**** Recorded data ****

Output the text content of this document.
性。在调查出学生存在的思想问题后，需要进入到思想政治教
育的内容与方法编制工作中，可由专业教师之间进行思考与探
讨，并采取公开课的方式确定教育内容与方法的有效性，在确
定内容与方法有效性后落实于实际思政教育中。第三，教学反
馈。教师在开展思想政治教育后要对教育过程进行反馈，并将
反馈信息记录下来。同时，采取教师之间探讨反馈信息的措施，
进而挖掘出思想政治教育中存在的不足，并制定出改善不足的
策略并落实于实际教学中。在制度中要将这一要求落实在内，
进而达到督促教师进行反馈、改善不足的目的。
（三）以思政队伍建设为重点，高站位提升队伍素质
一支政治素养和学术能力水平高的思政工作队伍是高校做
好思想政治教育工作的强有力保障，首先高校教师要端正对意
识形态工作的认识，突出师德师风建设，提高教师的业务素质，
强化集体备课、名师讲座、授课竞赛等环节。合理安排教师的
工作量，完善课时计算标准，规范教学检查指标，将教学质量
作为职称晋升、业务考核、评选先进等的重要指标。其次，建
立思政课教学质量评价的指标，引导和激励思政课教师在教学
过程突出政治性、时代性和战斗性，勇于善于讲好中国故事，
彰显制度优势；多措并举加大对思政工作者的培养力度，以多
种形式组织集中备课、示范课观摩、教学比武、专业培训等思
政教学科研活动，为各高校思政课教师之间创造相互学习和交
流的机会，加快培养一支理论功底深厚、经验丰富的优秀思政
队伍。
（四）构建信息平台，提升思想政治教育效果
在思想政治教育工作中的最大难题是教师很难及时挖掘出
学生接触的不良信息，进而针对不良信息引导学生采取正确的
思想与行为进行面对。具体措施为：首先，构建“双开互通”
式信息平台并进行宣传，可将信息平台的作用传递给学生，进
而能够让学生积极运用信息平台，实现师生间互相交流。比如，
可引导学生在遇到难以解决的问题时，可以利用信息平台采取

****

Task details | Write down all the entries again without a single difference.

Answer below |
Output the text content of this document.
性。在调查出学生存在的思想问题后，需要进入到思想政治教
育的内容与方法编制工作中，可由专业教师之间进行思考与探
讨，并采取公开课的方式确定教育内容与方法的有效性，在确
定内容与方法有效性后落实于实际思政教育中。第三，教学反
馈。教师在开展思想政治教育后要对教育过程进行反馈，并将
反馈信息记录下来。同时，采取教师之间探讨反馈信息的措施，
进而挖掘出思想政治教育中存在的不足，并制定出改善不足的
策略并落实于实际教学中。在制度中要将这一要求落实在内，
进而达到督促教师进行反馈、改善不足的目的。
（三）以思政队伍建设为重点，高站位提升队伍素质
一支政治素养和学术能力水平高的思政工作队伍是高校做
好思想政治教育工作的强有力保障，首先高校教师要端正对意
识形态工作的认识，突出师德师风建设，提高教师的业务素质，
强化集体备课、名师讲座、授课竞赛等环节。合理安排教师的
工作量，完善课时计算标准，规范教学检查指标，将教学质量
作为职称晋升、业务考核、评选先进等的重要指标。其次，建
立思政课教学质量评价的指标，引导和激励思政课教师在教学
过程突出政治性、时代性和战斗性，勇于善于讲好中国故事，
彰显制度优势；多措并举加大对思政工作者的培养力度，以多
种形式组织集中备课、示范课观摩、教学比武、专业培训等思
政教学科研活动，为各高校思政课教师之间创造相互学习和交
流的机会，加快培养一支理论功底深厚、经验丰富的优秀思政
队伍。
（四）构建信息平台，提升思想政治教育效果
在思想政治教育工作中的最大难题是教师很难及时挖掘出
学生接触的不良信息，进而针对不良信息引导学生采取正确的
思想与行为进行面对。具体措施为：首先，构建“双开互通”
式信息平台并进行宣传，可将信息平台的作用传递给学生，进
而能够让学生积极运用信息平台，实现师生间互相交流。比如，
可引导学生在遇到难以解决的问题时，可以利用信息平台采取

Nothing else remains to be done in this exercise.